**TASK DETAILS**:
Report how many lines of the records below include the word "Date". Give nothing but the number.

═════ MATERIAL SUPPLIED ═════

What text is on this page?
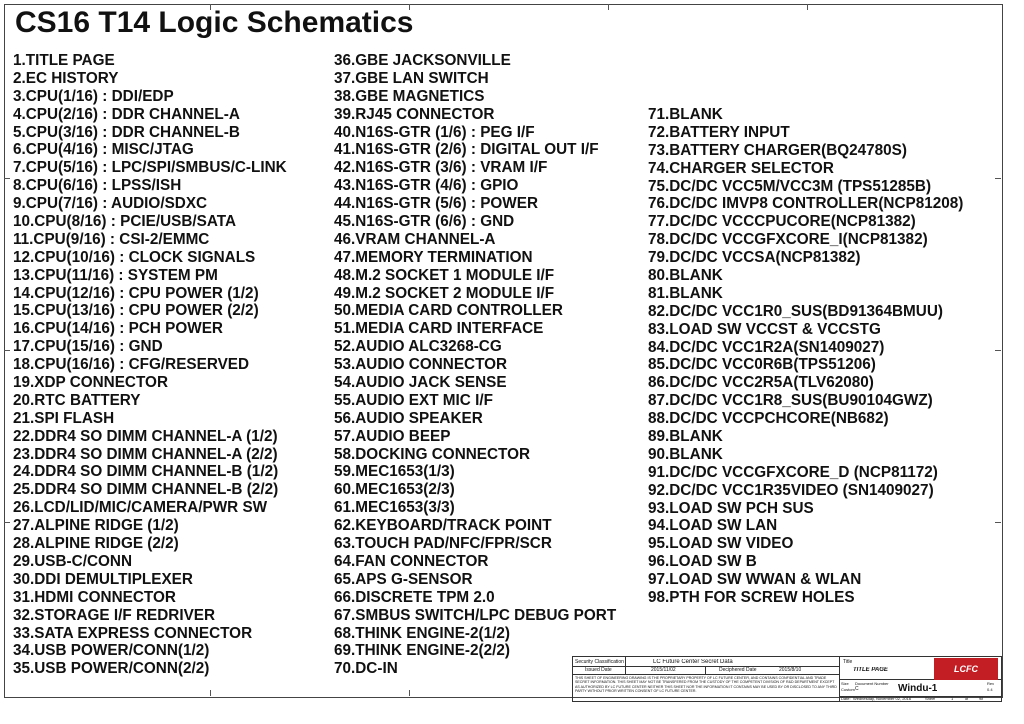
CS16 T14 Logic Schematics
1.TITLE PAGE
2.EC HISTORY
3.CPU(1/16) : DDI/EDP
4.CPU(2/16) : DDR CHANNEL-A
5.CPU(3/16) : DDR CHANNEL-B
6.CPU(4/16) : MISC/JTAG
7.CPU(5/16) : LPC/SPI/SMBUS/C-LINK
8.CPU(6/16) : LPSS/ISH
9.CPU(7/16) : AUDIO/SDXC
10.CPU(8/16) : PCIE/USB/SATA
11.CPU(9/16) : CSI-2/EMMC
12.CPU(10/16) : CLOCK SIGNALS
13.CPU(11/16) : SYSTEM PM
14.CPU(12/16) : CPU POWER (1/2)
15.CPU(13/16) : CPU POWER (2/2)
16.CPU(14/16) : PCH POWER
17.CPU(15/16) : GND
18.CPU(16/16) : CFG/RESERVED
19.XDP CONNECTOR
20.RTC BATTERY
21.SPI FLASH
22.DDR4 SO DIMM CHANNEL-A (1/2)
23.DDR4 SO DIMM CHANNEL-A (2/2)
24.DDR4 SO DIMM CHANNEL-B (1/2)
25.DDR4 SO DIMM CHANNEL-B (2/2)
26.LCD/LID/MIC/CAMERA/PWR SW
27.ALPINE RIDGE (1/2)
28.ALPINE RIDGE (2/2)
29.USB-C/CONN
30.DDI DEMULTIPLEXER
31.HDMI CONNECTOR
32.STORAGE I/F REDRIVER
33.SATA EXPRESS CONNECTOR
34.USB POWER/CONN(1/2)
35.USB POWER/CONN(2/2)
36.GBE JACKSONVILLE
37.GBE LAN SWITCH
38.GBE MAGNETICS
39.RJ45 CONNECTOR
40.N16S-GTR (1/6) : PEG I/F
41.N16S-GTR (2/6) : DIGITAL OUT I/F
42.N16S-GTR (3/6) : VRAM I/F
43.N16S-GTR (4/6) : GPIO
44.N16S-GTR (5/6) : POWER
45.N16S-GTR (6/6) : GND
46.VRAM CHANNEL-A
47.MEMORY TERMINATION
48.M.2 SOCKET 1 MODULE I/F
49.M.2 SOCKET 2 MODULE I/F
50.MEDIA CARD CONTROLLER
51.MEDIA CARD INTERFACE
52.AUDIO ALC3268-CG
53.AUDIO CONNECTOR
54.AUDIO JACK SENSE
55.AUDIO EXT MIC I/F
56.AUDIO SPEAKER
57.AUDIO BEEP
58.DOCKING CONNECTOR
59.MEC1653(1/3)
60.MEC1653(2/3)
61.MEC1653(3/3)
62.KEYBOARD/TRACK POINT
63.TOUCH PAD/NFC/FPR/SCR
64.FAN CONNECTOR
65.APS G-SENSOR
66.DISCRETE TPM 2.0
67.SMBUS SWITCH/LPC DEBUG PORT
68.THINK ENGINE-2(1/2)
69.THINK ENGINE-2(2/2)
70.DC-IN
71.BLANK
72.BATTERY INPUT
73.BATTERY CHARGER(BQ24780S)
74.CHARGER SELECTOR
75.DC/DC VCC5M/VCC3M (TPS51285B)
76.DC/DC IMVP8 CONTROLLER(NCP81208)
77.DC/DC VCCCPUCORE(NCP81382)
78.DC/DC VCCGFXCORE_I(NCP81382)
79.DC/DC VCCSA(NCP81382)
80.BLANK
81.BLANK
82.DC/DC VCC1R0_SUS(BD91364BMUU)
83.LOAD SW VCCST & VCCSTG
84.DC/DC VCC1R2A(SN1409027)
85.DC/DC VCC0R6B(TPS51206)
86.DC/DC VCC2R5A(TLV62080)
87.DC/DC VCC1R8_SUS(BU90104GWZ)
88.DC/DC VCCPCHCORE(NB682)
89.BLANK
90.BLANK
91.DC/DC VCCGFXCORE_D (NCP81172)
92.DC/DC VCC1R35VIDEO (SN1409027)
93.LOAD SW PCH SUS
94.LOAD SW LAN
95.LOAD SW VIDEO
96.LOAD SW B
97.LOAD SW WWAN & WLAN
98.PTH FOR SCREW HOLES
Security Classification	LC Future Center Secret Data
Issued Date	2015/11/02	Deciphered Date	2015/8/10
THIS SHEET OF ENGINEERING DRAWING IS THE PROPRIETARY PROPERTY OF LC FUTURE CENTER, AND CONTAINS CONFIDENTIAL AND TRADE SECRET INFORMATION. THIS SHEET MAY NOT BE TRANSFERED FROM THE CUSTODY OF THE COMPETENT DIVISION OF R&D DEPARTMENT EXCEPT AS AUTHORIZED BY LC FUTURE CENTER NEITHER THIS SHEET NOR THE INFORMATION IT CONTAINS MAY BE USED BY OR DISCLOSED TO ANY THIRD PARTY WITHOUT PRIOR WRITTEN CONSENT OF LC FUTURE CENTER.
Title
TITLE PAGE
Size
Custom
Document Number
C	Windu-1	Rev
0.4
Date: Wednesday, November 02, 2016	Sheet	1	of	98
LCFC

═════
═════ MATERIAL SUPPLIED ═════

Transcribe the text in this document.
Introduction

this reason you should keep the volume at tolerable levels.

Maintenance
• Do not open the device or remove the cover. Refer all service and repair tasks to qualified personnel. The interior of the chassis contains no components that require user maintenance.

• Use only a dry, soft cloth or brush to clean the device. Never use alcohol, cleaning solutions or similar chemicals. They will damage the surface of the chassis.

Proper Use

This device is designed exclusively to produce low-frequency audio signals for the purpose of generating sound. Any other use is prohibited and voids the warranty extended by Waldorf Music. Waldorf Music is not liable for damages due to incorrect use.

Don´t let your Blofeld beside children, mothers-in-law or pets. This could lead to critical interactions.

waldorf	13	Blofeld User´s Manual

═════

**TASK RESPONSE**:
2